** Begin SUPPLIED INFORMATION **
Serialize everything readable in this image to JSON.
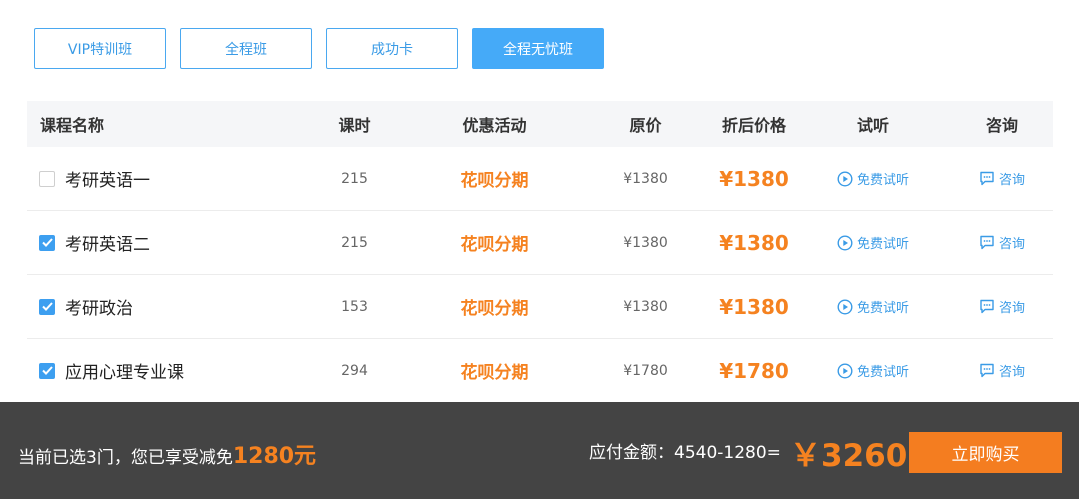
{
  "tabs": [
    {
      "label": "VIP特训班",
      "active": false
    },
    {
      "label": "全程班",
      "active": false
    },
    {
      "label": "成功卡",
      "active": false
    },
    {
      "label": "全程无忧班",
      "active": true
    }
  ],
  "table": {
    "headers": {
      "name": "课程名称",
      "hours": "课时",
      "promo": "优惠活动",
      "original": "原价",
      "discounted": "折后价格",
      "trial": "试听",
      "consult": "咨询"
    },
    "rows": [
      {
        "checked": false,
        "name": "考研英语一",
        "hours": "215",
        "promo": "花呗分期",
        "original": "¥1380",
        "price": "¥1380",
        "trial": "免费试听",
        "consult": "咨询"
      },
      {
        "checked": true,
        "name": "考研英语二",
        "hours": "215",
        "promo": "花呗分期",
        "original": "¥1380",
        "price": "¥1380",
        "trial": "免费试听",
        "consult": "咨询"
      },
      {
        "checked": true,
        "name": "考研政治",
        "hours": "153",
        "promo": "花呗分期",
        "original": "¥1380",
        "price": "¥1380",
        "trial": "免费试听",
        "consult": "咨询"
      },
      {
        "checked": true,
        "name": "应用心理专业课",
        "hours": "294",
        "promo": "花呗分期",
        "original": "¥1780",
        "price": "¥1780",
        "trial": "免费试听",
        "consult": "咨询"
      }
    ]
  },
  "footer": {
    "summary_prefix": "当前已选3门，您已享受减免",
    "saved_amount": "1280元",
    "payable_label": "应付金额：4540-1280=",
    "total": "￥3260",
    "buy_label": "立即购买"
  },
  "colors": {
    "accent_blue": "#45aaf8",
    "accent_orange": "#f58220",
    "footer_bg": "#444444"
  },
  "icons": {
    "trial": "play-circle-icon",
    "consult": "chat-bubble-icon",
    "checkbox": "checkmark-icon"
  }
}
** End SUPPLIED INFORMATION **
→ **TASK INSTRUCTIONS**
Transcribe every record above exactly as written, leaving out any pictures.

→ **TASK ANSWER**
Serialize everything readable in this image to JSON.
{
  "tabs": [
    {
      "label": "VIP特训班",
      "active": false
    },
    {
      "label": "全程班",
      "active": false
    },
    {
      "label": "成功卡",
      "active": false
    },
    {
      "label": "全程无忧班",
      "active": true
    }
  ],
  "table": {
    "headers": {
      "name": "课程名称",
      "hours": "课时",
      "promo": "优惠活动",
      "original": "原价",
      "discounted": "折后价格",
      "trial": "试听",
      "consult": "咨询"
    },
    "rows": [
      {
        "checked": false,
        "name": "考研英语一",
        "hours": "215",
        "promo": "花呗分期",
        "original": "¥1380",
        "price": "¥1380",
        "trial": "免费试听",
        "consult": "咨询"
      },
      {
        "checked": true,
        "name": "考研英语二",
        "hours": "215",
        "promo": "花呗分期",
        "original": "¥1380",
        "price": "¥1380",
        "trial": "免费试听",
        "consult": "咨询"
      },
      {
        "checked": true,
        "name": "考研政治",
        "hours": "153",
        "promo": "花呗分期",
        "original": "¥1380",
        "price": "¥1380",
        "trial": "免费试听",
        "consult": "咨询"
      },
      {
        "checked": true,
        "name": "应用心理专业课",
        "hours": "294",
        "promo": "花呗分期",
        "original": "¥1780",
        "price": "¥1780",
        "trial": "免费试听",
        "consult": "咨询"
      }
    ]
  },
  "footer": {
    "summary_prefix": "当前已选3门，您已享受减免",
    "saved_amount": "1280元",
    "payable_label": "应付金额：4540-1280=",
    "total": "￥3260",
    "buy_label": "立即购买"
  },
  "colors": {
    "accent_blue": "#45aaf8",
    "accent_orange": "#f58220",
    "footer_bg": "#444444"
  },
  "icons": {
    "trial": "play-circle-icon",
    "consult": "chat-bubble-icon",
    "checkbox": "checkmark-icon"
  }
}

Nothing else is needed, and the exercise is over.